• **What the exercise asks**
A single number is the whole answer: the count of lines in the records where "cette" occurs.

• **Data provided**
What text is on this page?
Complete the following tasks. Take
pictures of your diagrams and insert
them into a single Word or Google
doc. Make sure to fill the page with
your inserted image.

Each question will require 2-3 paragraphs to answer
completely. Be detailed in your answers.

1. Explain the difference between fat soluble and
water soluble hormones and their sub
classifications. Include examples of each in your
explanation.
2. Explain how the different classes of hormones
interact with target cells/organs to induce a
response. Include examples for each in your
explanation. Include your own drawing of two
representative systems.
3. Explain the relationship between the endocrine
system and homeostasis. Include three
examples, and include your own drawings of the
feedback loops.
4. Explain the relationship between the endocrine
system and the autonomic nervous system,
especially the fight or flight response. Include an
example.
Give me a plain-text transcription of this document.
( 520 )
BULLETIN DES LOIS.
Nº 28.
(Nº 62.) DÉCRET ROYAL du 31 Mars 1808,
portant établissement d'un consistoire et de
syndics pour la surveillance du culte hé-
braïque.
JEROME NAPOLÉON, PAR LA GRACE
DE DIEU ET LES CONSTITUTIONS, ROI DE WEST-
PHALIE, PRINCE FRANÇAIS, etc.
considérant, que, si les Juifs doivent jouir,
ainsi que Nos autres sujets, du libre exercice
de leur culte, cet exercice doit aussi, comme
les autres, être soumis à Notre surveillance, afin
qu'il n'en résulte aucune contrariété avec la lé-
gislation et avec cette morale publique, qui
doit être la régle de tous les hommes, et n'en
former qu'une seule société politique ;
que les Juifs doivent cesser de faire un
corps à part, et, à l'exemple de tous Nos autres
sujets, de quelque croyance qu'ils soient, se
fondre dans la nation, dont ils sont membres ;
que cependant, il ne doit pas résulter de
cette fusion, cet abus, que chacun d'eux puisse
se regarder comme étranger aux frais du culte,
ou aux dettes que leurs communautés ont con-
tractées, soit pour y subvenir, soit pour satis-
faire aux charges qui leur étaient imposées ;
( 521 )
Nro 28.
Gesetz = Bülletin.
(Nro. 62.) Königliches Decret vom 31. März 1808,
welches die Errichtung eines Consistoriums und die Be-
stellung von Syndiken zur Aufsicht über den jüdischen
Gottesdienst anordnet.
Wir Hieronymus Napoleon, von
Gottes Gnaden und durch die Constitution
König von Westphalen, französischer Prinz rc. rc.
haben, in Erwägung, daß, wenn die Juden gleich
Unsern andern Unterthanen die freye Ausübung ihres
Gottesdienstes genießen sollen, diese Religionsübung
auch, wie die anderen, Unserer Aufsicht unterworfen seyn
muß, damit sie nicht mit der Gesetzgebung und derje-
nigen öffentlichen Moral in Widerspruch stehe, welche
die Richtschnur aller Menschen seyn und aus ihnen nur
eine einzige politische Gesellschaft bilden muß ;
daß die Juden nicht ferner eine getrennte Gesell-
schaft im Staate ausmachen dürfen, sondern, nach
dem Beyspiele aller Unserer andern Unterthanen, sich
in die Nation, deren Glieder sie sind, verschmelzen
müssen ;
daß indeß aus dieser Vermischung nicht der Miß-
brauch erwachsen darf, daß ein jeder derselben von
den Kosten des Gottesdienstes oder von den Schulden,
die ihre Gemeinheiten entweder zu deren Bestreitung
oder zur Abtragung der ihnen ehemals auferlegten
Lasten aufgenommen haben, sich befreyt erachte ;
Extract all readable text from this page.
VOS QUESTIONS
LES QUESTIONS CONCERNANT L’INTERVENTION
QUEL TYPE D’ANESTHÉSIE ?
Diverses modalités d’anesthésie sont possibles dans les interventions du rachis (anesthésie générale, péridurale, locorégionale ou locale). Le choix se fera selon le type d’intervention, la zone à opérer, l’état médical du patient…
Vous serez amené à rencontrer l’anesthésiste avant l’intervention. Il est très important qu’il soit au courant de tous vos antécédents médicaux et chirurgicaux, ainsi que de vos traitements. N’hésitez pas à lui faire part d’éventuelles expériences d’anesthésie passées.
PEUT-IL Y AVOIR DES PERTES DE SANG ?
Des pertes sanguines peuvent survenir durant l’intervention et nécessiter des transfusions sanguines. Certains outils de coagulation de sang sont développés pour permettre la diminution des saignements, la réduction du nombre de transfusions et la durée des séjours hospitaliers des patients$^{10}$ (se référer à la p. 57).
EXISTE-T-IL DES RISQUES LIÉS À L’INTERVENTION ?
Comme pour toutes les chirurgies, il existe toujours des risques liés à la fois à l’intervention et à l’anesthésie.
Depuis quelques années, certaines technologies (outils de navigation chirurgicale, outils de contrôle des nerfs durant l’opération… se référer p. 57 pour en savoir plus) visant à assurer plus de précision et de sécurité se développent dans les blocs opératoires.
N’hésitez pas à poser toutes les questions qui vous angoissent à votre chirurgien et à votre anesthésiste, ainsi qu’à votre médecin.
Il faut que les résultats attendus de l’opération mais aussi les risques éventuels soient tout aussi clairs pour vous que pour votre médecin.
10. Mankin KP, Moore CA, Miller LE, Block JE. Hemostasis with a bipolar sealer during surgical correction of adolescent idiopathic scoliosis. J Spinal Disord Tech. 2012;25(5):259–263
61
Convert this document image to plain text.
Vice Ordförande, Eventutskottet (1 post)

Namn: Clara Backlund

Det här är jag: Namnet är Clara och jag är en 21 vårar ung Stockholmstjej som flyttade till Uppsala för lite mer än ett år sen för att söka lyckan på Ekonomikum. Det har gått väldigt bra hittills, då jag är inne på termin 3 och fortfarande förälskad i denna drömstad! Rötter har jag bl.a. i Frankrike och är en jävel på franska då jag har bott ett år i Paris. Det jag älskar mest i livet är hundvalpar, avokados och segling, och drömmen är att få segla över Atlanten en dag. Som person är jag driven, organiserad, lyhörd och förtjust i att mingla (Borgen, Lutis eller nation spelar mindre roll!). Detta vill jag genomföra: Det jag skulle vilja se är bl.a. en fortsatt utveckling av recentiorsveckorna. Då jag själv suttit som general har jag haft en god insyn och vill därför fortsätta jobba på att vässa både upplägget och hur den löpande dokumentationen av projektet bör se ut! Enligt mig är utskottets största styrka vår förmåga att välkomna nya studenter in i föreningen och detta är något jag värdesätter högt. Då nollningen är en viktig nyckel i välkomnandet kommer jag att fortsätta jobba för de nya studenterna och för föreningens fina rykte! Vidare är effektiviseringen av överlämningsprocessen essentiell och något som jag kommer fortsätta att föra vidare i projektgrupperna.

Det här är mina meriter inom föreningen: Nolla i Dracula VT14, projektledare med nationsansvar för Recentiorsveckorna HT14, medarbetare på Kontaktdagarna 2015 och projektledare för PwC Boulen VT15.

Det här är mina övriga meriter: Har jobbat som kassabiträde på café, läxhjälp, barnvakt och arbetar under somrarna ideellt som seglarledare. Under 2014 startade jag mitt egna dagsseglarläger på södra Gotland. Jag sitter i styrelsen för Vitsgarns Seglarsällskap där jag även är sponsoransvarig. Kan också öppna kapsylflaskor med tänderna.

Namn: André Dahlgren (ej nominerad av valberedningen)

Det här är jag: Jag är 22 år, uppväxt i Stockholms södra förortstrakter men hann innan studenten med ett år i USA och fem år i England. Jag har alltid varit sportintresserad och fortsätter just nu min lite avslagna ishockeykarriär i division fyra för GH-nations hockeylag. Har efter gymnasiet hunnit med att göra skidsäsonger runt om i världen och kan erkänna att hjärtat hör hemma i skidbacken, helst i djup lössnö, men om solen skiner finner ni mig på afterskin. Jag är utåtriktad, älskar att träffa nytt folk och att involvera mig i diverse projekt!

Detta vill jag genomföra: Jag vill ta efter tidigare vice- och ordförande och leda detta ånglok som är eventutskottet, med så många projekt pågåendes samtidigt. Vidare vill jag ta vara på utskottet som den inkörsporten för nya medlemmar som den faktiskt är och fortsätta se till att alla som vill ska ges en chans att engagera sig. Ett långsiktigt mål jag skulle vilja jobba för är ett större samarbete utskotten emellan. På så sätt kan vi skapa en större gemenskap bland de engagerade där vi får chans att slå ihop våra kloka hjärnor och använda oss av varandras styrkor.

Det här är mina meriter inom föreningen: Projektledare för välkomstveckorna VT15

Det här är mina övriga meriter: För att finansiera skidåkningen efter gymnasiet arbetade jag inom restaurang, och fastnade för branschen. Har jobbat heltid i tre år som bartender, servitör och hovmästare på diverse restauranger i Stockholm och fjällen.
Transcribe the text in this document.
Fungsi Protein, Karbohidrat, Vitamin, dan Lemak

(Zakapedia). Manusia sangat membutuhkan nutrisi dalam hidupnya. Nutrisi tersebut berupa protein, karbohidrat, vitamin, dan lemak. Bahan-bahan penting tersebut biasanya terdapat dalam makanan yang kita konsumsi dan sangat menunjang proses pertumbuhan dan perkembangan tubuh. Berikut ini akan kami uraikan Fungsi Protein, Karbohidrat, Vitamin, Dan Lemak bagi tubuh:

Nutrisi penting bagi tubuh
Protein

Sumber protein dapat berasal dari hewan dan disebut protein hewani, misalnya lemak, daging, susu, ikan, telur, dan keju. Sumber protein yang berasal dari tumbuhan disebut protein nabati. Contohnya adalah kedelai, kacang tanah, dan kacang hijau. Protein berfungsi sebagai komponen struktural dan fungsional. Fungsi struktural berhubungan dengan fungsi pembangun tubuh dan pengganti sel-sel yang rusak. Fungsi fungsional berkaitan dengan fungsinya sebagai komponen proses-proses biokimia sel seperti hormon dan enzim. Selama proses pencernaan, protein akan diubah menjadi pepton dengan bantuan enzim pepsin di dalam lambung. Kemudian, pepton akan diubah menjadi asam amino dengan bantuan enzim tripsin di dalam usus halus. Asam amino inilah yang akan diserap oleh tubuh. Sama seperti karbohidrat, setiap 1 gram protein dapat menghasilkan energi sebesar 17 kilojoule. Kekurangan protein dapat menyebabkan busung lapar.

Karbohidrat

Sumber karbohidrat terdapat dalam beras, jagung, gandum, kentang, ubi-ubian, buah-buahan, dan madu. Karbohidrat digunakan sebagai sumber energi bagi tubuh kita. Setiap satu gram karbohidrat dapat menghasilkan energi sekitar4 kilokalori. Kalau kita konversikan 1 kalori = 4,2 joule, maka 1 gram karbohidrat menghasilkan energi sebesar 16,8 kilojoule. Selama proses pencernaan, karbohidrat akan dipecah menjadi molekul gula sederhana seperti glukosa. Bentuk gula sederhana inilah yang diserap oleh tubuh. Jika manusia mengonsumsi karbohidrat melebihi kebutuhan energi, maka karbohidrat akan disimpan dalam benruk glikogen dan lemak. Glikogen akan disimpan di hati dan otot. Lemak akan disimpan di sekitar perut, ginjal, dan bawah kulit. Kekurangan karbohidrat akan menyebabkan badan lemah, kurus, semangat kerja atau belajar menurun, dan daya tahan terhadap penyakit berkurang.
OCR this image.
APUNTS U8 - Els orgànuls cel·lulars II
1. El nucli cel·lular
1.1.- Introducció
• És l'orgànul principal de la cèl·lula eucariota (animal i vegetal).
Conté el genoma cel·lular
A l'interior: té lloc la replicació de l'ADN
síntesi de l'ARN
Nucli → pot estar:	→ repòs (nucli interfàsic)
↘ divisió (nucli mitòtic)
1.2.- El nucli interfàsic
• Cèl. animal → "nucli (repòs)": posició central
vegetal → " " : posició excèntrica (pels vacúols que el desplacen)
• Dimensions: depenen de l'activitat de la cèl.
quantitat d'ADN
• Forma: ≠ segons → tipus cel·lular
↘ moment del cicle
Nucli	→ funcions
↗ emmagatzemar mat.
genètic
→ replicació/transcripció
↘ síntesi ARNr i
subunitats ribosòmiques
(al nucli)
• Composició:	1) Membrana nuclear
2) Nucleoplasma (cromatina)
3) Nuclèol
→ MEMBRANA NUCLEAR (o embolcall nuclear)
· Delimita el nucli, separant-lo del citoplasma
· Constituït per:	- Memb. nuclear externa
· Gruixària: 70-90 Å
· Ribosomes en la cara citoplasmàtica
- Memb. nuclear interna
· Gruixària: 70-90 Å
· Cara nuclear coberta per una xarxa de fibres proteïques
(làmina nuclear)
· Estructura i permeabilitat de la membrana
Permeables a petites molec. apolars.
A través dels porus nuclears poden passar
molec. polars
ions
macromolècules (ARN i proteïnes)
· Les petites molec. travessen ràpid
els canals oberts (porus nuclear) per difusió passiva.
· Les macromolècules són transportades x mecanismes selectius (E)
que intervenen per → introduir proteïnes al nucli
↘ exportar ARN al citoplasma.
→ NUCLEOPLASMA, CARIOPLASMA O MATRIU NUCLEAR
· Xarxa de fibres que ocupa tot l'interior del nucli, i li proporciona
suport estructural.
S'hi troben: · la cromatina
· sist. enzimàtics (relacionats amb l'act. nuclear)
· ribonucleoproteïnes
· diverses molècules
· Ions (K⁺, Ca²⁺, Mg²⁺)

• **Task answer**
2